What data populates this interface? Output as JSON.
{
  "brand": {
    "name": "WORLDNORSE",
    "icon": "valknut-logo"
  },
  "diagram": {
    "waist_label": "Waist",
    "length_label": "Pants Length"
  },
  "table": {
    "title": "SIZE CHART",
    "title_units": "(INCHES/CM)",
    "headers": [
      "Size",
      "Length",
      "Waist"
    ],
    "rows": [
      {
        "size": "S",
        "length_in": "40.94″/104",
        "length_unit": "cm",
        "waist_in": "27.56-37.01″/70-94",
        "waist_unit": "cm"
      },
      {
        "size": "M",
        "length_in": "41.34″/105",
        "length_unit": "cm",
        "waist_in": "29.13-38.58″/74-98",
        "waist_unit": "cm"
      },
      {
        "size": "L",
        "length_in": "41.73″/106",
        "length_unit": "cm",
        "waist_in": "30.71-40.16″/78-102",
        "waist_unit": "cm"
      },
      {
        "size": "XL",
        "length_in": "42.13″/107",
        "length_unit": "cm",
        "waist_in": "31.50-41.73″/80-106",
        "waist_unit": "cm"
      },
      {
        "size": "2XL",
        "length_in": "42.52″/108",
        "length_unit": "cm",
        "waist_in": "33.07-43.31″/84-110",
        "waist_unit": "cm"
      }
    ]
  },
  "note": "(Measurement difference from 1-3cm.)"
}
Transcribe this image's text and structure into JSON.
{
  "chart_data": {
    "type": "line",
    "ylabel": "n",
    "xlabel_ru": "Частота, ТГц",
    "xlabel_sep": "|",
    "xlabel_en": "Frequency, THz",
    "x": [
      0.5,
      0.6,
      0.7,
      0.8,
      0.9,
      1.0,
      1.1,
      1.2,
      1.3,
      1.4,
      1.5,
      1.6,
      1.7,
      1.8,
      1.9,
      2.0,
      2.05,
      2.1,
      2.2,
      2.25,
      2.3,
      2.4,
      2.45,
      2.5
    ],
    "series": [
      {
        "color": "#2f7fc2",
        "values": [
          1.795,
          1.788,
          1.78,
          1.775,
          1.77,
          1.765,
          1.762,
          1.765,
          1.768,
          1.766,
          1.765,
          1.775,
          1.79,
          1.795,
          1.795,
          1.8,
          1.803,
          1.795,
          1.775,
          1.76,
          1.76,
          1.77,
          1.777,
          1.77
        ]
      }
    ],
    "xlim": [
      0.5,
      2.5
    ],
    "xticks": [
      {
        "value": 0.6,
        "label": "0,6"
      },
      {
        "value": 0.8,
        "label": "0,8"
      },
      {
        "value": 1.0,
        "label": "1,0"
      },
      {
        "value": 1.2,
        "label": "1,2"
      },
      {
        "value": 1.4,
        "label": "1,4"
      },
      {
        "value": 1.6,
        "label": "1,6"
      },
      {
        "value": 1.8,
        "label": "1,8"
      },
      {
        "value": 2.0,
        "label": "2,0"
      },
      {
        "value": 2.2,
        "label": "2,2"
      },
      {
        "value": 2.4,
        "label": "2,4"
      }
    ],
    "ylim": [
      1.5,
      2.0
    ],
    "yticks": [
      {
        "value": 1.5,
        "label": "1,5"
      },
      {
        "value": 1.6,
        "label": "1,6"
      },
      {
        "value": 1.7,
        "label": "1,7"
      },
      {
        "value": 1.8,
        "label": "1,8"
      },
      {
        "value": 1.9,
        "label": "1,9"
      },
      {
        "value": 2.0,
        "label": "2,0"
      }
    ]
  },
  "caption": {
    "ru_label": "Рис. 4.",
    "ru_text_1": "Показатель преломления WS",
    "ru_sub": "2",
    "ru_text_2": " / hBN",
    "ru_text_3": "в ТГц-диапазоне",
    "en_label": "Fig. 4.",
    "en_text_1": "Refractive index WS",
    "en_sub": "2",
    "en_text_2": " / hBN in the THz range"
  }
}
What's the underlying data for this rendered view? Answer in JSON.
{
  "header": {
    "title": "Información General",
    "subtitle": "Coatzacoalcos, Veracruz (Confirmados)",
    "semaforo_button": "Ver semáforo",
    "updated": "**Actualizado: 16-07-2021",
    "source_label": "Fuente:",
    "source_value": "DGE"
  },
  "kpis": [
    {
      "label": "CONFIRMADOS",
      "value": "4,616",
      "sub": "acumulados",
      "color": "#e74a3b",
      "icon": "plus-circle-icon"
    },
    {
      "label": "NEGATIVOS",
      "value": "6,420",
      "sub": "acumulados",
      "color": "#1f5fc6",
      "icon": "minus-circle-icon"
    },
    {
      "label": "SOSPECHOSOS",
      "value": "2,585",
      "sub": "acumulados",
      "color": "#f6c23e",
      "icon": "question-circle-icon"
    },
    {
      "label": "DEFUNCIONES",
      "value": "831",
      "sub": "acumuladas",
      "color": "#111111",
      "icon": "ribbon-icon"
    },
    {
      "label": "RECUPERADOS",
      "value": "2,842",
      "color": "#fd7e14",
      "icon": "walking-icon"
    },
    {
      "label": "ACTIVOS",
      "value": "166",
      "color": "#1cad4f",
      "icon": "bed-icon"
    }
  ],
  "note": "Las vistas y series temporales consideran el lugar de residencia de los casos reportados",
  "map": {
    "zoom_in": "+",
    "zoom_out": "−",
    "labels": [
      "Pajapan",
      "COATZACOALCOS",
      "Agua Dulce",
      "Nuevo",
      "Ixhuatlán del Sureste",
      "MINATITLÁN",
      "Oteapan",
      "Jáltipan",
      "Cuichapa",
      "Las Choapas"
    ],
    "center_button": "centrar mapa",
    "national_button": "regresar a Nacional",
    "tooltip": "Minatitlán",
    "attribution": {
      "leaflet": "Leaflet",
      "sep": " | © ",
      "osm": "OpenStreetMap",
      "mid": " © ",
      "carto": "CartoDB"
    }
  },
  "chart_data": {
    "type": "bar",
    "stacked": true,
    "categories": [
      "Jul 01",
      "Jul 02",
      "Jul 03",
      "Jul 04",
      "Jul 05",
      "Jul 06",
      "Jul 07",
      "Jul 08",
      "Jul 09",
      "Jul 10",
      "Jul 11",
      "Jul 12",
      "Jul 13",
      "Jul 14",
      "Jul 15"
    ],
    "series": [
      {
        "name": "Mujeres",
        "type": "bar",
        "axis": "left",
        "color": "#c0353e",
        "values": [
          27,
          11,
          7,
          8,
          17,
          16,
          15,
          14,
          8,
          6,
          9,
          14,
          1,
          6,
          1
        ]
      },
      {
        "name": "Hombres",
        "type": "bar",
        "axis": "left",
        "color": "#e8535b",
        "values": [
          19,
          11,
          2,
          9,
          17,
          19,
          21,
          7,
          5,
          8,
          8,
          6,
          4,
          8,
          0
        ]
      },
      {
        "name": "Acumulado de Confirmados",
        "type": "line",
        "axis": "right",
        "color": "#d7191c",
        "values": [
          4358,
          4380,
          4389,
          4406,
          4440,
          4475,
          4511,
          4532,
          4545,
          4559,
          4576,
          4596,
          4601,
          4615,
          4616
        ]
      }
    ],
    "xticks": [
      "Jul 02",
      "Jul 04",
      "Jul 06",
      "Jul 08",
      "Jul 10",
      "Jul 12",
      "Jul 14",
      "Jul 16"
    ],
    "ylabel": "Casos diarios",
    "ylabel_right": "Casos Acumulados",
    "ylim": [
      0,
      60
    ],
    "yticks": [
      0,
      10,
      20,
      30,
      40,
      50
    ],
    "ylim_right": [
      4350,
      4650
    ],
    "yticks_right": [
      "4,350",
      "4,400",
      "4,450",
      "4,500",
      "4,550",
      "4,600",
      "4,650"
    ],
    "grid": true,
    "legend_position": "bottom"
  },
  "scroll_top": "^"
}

__________

-- WHAT IS BEING ASKED --
Word for word, write out all of the data above.

-- CORRECT OUTPUT --
What data populates this interface? Output as JSON.
{
  "brand": {
    "name": "WORLDNORSE",
    "icon": "valknut-logo"
  },
  "diagram": {
    "waist_label": "Waist",
    "length_label": "Pants Length"
  },
  "table": {
    "title": "SIZE CHART",
    "title_units": "(INCHES/CM)",
    "headers": [
      "Size",
      "Length",
      "Waist"
    ],
    "rows": [
      {
        "size": "S",
        "length_in": "40.94″/104",
        "length_unit": "cm",
        "waist_in": "27.56-37.01″/70-94",
        "waist_unit": "cm"
      },
      {
        "size": "M",
        "length_in": "41.34″/105",
        "length_unit": "cm",
        "waist_in": "29.13-38.58″/74-98",
        "waist_unit": "cm"
      },
      {
        "size": "L",
        "length_in": "41.73″/106",
        "length_unit": "cm",
        "waist_in": "30.71-40.16″/78-102",
        "waist_unit": "cm"
      },
      {
        "size": "XL",
        "length_in": "42.13″/107",
        "length_unit": "cm",
        "waist_in": "31.50-41.73″/80-106",
        "waist_unit": "cm"
      },
      {
        "size": "2XL",
        "length_in": "42.52″/108",
        "length_unit": "cm",
        "waist_in": "33.07-43.31″/84-110",
        "waist_unit": "cm"
      }
    ]
  },
  "note": "(Measurement difference from 1-3cm.)"
}
Transcribe this image's text and structure into JSON.
{
  "chart_data": {
    "type": "line",
    "ylabel": "n",
    "xlabel_ru": "Частота, ТГц",
    "xlabel_sep": "|",
    "xlabel_en": "Frequency, THz",
    "x": [
      0.5,
      0.6,
      0.7,
      0.8,
      0.9,
      1.0,
      1.1,
      1.2,
      1.3,
      1.4,
      1.5,
      1.6,
      1.7,
      1.8,
      1.9,
      2.0,
      2.05,
      2.1,
      2.2,
      2.25,
      2.3,
      2.4,
      2.45,
      2.5
    ],
    "series": [
      {
        "color": "#2f7fc2",
        "values": [
          1.795,
          1.788,
          1.78,
          1.775,
          1.77,
          1.765,
          1.762,
          1.765,
          1.768,
          1.766,
          1.765,
          1.775,
          1.79,
          1.795,
          1.795,
          1.8,
          1.803,
          1.795,
          1.775,
          1.76,
          1.76,
          1.77,
          1.777,
          1.77
        ]
      }
    ],
    "xlim": [
      0.5,
      2.5
    ],
    "xticks": [
      {
        "value": 0.6,
        "label": "0,6"
      },
      {
        "value": 0.8,
        "label": "0,8"
      },
      {
        "value": 1.0,
        "label": "1,0"
      },
      {
        "value": 1.2,
        "label": "1,2"
      },
      {
        "value": 1.4,
        "label": "1,4"
      },
      {
        "value": 1.6,
        "label": "1,6"
      },
      {
        "value": 1.8,
        "label": "1,8"
      },
      {
        "value": 2.0,
        "label": "2,0"
      },
      {
        "value": 2.2,
        "label": "2,2"
      },
      {
        "value": 2.4,
        "label": "2,4"
      }
    ],
    "ylim": [
      1.5,
      2.0
    ],
    "yticks": [
      {
        "value": 1.5,
        "label": "1,5"
      },
      {
        "value": 1.6,
        "label": "1,6"
      },
      {
        "value": 1.7,
        "label": "1,7"
      },
      {
        "value": 1.8,
        "label": "1,8"
      },
      {
        "value": 1.9,
        "label": "1,9"
      },
      {
        "value": 2.0,
        "label": "2,0"
      }
    ]
  },
  "caption": {
    "ru_label": "Рис. 4.",
    "ru_text_1": "Показатель преломления WS",
    "ru_sub": "2",
    "ru_text_2": " / hBN",
    "ru_text_3": "в ТГц-диапазоне",
    "en_label": "Fig. 4.",
    "en_text_1": "Refractive index WS",
    "en_sub": "2",
    "en_text_2": " / hBN in the THz range"
  }
}
What's the underlying data for this rendered view? Answer in JSON.
{
  "header": {
    "title": "Información General",
    "subtitle": "Coatzacoalcos, Veracruz (Confirmados)",
    "semaforo_button": "Ver semáforo",
    "updated": "**Actualizado: 16-07-2021",
    "source_label": "Fuente:",
    "source_value": "DGE"
  },
  "kpis": [
    {
      "label": "CONFIRMADOS",
      "value": "4,616",
      "sub": "acumulados",
      "color": "#e74a3b",
      "icon": "plus-circle-icon"
    },
    {
      "label": "NEGATIVOS",
      "value": "6,420",
      "sub": "acumulados",
      "color": "#1f5fc6",
      "icon": "minus-circle-icon"
    },
    {
      "label": "SOSPECHOSOS",
      "value": "2,585",
      "sub": "acumulados",
      "color": "#f6c23e",
      "icon": "question-circle-icon"
    },
    {
      "label": "DEFUNCIONES",
      "value": "831",
      "sub": "acumuladas",
      "color": "#111111",
      "icon": "ribbon-icon"
    },
    {
      "label": "RECUPERADOS",
      "value": "2,842",
      "color": "#fd7e14",
      "icon": "walking-icon"
    },
    {
      "label": "ACTIVOS",
      "value": "166",
      "color": "#1cad4f",
      "icon": "bed-icon"
    }
  ],
  "note": "Las vistas y series temporales consideran el lugar de residencia de los casos reportados",
  "map": {
    "zoom_in": "+",
    "zoom_out": "−",
    "labels": [
      "Pajapan",
      "COATZACOALCOS",
      "Agua Dulce",
      "Nuevo",
      "Ixhuatlán del Sureste",
      "MINATITLÁN",
      "Oteapan",
      "Jáltipan",
      "Cuichapa",
      "Las Choapas"
    ],
    "center_button": "centrar mapa",
    "national_button": "regresar a Nacional",
    "tooltip": "Minatitlán",
    "attribution": {
      "leaflet": "Leaflet",
      "sep": " | © ",
      "osm": "OpenStreetMap",
      "mid": " © ",
      "carto": "CartoDB"
    }
  },
  "chart_data": {
    "type": "bar",
    "stacked": true,
    "categories": [
      "Jul 01",
      "Jul 02",
      "Jul 03",
      "Jul 04",
      "Jul 05",
      "Jul 06",
      "Jul 07",
      "Jul 08",
      "Jul 09",
      "Jul 10",
      "Jul 11",
      "Jul 12",
      "Jul 13",
      "Jul 14",
      "Jul 15"
    ],
    "series": [
      {
        "name": "Mujeres",
        "type": "bar",
        "axis": "left",
        "color": "#c0353e",
        "values": [
          27,
          11,
          7,
          8,
          17,
          16,
          15,
          14,
          8,
          6,
          9,
          14,
          1,
          6,
          1
        ]
      },
      {
        "name": "Hombres",
        "type": "bar",
        "axis": "left",
        "color": "#e8535b",
        "values": [
          19,
          11,
          2,
          9,
          17,
          19,
          21,
          7,
          5,
          8,
          8,
          6,
          4,
          8,
          0
        ]
      },
      {
        "name": "Acumulado de Confirmados",
        "type": "line",
        "axis": "right",
        "color": "#d7191c",
        "values": [
          4358,
          4380,
          4389,
          4406,
          4440,
          4475,
          4511,
          4532,
          4545,
          4559,
          4576,
          4596,
          4601,
          4615,
          4616
        ]
      }
    ],
    "xticks": [
      "Jul 02",
      "Jul 04",
      "Jul 06",
      "Jul 08",
      "Jul 10",
      "Jul 12",
      "Jul 14",
      "Jul 16"
    ],
    "ylabel": "Casos diarios",
    "ylabel_right": "Casos Acumulados",
    "ylim": [
      0,
      60
    ],
    "yticks": [
      0,
      10,
      20,
      30,
      40,
      50
    ],
    "ylim_right": [
      4350,
      4650
    ],
    "yticks_right": [
      "4,350",
      "4,400",
      "4,450",
      "4,500",
      "4,550",
      "4,600",
      "4,650"
    ],
    "grid": true,
    "legend_position": "bottom"
  },
  "scroll_top": "^"
}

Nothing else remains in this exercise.